Dataset items
BEGIN

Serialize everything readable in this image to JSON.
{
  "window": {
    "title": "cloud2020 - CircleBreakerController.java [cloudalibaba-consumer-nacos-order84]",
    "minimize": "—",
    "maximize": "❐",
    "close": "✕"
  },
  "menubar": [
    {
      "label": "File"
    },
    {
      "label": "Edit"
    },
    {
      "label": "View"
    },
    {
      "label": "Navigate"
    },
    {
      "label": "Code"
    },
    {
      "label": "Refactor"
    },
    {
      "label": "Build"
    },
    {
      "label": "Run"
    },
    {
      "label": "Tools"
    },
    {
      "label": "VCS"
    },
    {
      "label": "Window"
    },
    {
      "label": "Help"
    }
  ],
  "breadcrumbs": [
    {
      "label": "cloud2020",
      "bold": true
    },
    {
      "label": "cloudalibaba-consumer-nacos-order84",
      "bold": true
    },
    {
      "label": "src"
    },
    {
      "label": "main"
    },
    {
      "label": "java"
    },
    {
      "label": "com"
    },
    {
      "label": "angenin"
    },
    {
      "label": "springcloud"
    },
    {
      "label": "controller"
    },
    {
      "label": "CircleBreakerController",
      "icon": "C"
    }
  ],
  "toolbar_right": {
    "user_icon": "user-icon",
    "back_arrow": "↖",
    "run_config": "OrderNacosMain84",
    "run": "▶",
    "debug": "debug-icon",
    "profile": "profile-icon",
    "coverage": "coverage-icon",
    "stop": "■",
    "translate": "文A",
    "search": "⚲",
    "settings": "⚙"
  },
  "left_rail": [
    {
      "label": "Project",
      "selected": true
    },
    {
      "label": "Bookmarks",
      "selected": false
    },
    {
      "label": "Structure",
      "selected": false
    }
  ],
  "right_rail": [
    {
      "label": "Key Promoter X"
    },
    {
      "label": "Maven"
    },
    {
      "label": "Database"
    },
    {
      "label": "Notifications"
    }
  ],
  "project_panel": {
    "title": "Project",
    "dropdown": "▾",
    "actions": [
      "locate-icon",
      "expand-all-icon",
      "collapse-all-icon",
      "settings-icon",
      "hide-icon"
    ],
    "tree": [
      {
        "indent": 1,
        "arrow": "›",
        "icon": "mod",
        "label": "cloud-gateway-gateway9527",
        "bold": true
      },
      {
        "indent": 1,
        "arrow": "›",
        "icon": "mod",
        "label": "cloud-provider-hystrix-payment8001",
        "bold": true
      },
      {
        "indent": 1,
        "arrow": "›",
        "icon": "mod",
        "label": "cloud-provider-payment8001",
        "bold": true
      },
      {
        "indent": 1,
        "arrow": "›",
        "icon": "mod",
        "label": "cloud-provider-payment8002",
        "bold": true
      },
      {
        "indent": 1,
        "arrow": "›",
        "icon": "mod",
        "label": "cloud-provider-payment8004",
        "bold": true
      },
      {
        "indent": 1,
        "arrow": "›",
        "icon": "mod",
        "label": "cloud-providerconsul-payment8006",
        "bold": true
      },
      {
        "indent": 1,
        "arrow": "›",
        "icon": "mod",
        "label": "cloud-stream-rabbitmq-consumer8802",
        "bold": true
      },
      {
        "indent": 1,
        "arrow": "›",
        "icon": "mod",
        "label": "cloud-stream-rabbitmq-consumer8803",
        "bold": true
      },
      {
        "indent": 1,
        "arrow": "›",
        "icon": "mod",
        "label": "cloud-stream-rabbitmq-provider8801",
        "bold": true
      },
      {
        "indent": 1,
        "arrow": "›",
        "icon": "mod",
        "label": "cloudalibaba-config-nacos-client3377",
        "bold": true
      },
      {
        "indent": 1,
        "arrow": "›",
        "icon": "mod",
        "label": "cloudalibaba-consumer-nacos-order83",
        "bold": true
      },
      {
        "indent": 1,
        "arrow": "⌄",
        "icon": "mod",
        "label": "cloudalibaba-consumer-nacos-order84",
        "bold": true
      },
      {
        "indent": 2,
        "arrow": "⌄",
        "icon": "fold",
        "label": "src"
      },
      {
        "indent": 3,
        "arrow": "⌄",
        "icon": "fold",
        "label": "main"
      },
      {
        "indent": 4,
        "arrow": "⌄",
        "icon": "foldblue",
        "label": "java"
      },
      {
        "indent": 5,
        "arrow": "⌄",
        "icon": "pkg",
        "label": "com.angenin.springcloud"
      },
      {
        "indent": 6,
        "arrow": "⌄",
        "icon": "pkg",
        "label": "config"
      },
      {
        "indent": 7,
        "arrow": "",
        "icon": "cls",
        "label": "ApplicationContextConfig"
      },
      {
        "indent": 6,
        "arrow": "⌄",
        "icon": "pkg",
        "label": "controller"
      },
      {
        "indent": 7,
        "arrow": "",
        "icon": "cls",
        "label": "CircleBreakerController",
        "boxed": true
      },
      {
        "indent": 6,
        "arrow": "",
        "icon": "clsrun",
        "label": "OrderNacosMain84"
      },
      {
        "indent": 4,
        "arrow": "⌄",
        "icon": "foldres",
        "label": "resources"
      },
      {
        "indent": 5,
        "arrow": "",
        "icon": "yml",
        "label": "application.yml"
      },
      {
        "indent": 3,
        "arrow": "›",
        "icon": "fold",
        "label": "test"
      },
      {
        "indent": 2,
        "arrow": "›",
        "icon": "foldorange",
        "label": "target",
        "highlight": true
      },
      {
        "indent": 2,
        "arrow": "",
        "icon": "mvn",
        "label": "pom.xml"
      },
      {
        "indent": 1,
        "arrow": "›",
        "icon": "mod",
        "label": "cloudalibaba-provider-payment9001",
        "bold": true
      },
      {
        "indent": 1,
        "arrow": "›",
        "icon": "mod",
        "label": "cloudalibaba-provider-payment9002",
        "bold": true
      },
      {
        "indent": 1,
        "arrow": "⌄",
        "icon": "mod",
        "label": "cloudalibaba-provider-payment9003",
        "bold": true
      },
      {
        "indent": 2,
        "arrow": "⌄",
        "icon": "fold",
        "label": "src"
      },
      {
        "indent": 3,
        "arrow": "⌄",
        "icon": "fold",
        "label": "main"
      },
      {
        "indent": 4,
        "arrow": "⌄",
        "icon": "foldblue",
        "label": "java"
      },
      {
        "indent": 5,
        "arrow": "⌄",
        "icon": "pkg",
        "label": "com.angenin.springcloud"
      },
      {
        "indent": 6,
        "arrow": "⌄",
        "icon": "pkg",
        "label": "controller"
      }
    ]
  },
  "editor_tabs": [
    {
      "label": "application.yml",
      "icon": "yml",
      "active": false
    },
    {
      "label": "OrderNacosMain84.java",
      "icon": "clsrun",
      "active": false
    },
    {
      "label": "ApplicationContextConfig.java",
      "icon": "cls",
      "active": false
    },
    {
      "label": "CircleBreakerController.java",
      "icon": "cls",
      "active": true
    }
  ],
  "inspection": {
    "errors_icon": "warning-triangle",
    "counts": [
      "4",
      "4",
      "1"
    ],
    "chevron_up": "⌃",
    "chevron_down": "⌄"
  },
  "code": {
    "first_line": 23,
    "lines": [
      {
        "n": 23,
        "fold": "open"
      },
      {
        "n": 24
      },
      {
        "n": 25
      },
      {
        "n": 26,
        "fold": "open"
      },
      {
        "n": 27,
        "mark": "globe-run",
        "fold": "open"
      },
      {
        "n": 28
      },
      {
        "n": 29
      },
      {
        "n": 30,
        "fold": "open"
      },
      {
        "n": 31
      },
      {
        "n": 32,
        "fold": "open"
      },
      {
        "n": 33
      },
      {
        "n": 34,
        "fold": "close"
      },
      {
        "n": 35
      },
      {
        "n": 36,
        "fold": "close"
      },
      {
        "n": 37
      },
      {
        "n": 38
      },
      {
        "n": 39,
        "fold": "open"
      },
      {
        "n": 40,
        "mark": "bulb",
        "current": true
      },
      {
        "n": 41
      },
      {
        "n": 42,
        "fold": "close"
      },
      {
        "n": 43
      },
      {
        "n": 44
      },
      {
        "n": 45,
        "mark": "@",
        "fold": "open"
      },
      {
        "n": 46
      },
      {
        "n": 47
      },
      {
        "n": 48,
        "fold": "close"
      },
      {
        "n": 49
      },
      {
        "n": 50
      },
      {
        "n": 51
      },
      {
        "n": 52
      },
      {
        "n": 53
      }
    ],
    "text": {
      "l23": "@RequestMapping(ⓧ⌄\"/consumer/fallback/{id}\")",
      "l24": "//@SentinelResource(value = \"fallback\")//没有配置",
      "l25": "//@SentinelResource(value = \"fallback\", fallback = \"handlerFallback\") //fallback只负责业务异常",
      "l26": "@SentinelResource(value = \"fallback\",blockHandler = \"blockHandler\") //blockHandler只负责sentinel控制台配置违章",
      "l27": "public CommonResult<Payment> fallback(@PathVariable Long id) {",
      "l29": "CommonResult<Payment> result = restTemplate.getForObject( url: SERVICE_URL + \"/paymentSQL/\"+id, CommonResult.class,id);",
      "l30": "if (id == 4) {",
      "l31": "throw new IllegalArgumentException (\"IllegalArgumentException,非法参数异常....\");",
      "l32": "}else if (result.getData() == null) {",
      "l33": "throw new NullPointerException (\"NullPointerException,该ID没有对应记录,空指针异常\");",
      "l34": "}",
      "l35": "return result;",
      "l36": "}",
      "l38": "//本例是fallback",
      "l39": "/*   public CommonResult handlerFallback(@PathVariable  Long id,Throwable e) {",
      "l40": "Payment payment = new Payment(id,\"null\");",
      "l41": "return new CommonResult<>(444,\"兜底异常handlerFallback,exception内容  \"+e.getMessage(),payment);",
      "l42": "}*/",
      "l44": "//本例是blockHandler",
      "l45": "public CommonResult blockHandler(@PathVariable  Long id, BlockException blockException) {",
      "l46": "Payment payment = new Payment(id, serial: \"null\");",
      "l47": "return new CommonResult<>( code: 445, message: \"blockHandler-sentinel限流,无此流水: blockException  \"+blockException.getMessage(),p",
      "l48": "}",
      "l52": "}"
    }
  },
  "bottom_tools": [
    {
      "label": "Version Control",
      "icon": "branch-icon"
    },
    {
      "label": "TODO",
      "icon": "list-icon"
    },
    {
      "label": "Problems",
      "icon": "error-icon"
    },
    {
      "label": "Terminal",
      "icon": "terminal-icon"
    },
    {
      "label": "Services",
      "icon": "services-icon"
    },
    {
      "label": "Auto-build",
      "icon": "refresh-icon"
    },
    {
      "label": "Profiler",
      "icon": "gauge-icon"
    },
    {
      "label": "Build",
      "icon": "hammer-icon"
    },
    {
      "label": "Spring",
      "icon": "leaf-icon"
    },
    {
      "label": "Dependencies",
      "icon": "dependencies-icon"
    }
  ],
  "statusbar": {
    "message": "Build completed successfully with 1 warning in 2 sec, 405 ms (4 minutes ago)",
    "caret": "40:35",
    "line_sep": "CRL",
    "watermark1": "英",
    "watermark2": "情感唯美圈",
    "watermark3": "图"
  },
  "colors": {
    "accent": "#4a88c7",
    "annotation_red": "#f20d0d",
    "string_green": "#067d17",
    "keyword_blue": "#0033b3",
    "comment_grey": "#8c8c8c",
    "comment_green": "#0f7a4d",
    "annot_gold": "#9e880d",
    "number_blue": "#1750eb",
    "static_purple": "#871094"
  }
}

END

* Exercise details: Select all lines in the listing above where the word "CircleBreakerController" appears, and show them.

* Response to this task:
    "title": "cloud2020 - CircleBreakerController.java [cloudalibaba-consumer-nacos-order84]",
      "label": "CircleBreakerController",
        "label": "CircleBreakerController",
      "label": "CircleBreakerController.java",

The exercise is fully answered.